■ Exercise material

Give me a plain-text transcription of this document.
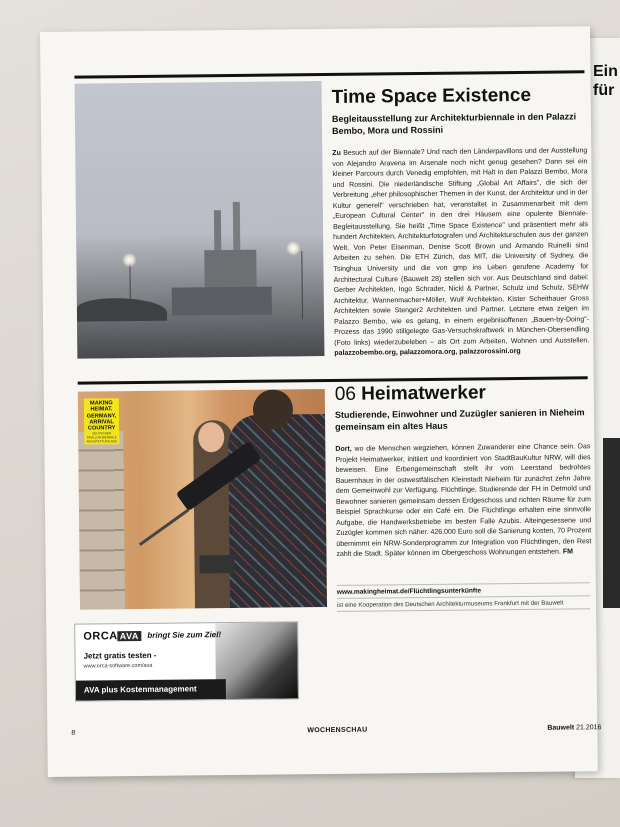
Ein
für
Time Space Existence
Begleitausstellung zur Architekturbiennale in den Palazzi Bembo, Mora und Rossini
Zu Besuch auf der Biennale? Und nach den Länderpavillons und der Ausstellung von Alejandro Aravena im Arsenale noch nicht genug gesehen? Dann sei ein kleiner Parcours durch Venedig empfohlen, mit Halt in den Palazzi Bembo, Mora und Rossini. Die niederländische Stiftung „Global Art Affairs", die sich der Verbreitung „eher philosophischer Themen in der Kunst, der Architektur und in der Kultur generell" verschrieben hat, veranstaltet in Zusammenarbeit mit dem „European Cultural Center" in den drei Häusern eine opulente Biennale-Begleitausstellung. Sie heißt „Time Space Existence" und präsentiert mehr als hundert Architekten, Architekturfotografen und Architekturschulen aus der ganzen Welt. Von Peter Eisenman, Denise Scott Brown und Armando Ruinelli sind Arbeiten zu sehen. Die ETH Zürich, das MIT, die University of Sydney, die Tsinghua University und die von gmp ins Leben gerufene Academy for Architectural Culture (Bauwelt 28) stellen sich vor. Aus Deutschland sind dabei: Gerber Architekten, Ingo Schrader, Nickl & Partner, Schulz und Schulz, SEHW Architektur, Wannenmacher+Möller, Wulf Architekten, Kister Scheithauer Gross Architekten sowie Stenger2 Architekten und Partner. Letztere etwa zeigen im Palazzo Bembo, wie es gelang, in einem ergebnisoffenen „Bauen-by-Doing"-Prozess das 1990 stillgelegte Gas-Versuchskraftwerk in München-Obersendling (Foto links) wiederzubeleben – als Ort zum Arbeiten, Wohnen und Ausstellen. palazzobembo.org, palazzomora.org, palazzorossini.org
MAKING HEIMAT. GERMANY, ARRIVAL COUNTRY
DEUTSCHER PAVILLON BIENNALE ARCHITETTURA 2016
06 Heimatwerker
Studierende, Einwohner und Zuzügler sanieren in Nieheim gemeinsam ein altes Haus
Dort, wo die Menschen wegziehen, können Zuwanderer eine Chance sein. Das Projekt Heimatwerker, initiiert und koordiniert von StadtBauKultur NRW, will dies beweisen. Eine Erbengemeinschaft stellt ihr vom Leerstand bedrohtes Bauernhaus in der ostwestfälischen Kleinstadt Nieheim für zunächst zehn Jahre dem Gemeinwohl zur Verfügung. Flüchtlinge, Studierende der FH in Detmold und Bewohner sanieren gemeinsam dessen Erdgeschoss und richten Räume für zum Beispiel Sprachkurse oder ein Café ein. Die Flüchtlinge erhalten eine sinnvolle Aufgabe, die Handwerksbetriebe im besten Falle Azubis. Alteingesessene und Zuzügler kommen sich näher. 426.000 Euro soll die Sanierung kosten, 70 Prozent übernimmt ein NRW-Sonderprogramm zur Integration von Flüchtlingen, den Rest zahlt die Stadt. Später können im Obergeschoss Wohnungen entstehen. FM
www.makingheimat.de/Flüchtlingsunterkünfte
ist eine Kooperation des Deutschen Architekturmuseums Frankfurt mit der Bauwelt
ORCA AVA bringt Sie zum Ziel!
Jetzt gratis testen -
www.orca-software.com/ava
AVA plus Kostenmanagement
8	WOCHENSCHAU	Bauwelt 21.2016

■ Task requirements
Copy out every line of the data that includes "Begleitausstellung".

■ Solution to this task
Begleitausstellung zur Architekturbiennale in den Palazzi Bembo, Mora und Rossini
Zu Besuch auf der Biennale? Und nach den Länderpavillons und der Ausstellung von Alejandro Aravena im Arsenale noch nicht genug gesehen? Dann sei ein kleiner Parcours durch Venedig empfohlen, mit Halt in den Palazzi Bembo, Mora und Rossini. Die niederländische Stiftung „Global Art Affairs", die sich der Verbreitung „eher philosophischer Themen in der Kunst, der Architektur und in der Kultur generell" verschrieben hat, veranstaltet in Zusammenarbeit mit dem „European Cultural Center" in den drei Häusern eine opulente Biennale-Begleitausstellung. Sie heißt „Time Space Existence" und präsentiert mehr als hundert Architekten, Architekturfotografen und Architekturschulen aus der ganzen Welt. Von Peter Eisenman, Denise Scott Brown und Armando Ruinelli sind Arbeiten zu sehen. Die ETH Zürich, das MIT, die University of Sydney, die Tsinghua University und die von gmp ins Leben gerufene Academy for Architectural Culture (Bauwelt 28) stellen sich vor. Aus Deutschland sind dabei: Gerber Architekten, Ingo Schrader, Nickl & Partner, Schulz und Schulz, SEHW Architektur, Wannenmacher+Möller, Wulf Architekten, Kister Scheithauer Gross Architekten sowie Stenger2 Architekten und Partner. Letztere etwa zeigen im Palazzo Bembo, wie es gelang, in einem ergebnisoffenen „Bauen-by-Doing"-Prozess das 1990 stillgelegte Gas-Versuchskraftwerk in München-Obersendling (Foto links) wiederzubeleben – als Ort zum Arbeiten, Wohnen und Ausstellen. palazzobembo.org, palazzomora.org, palazzorossini.org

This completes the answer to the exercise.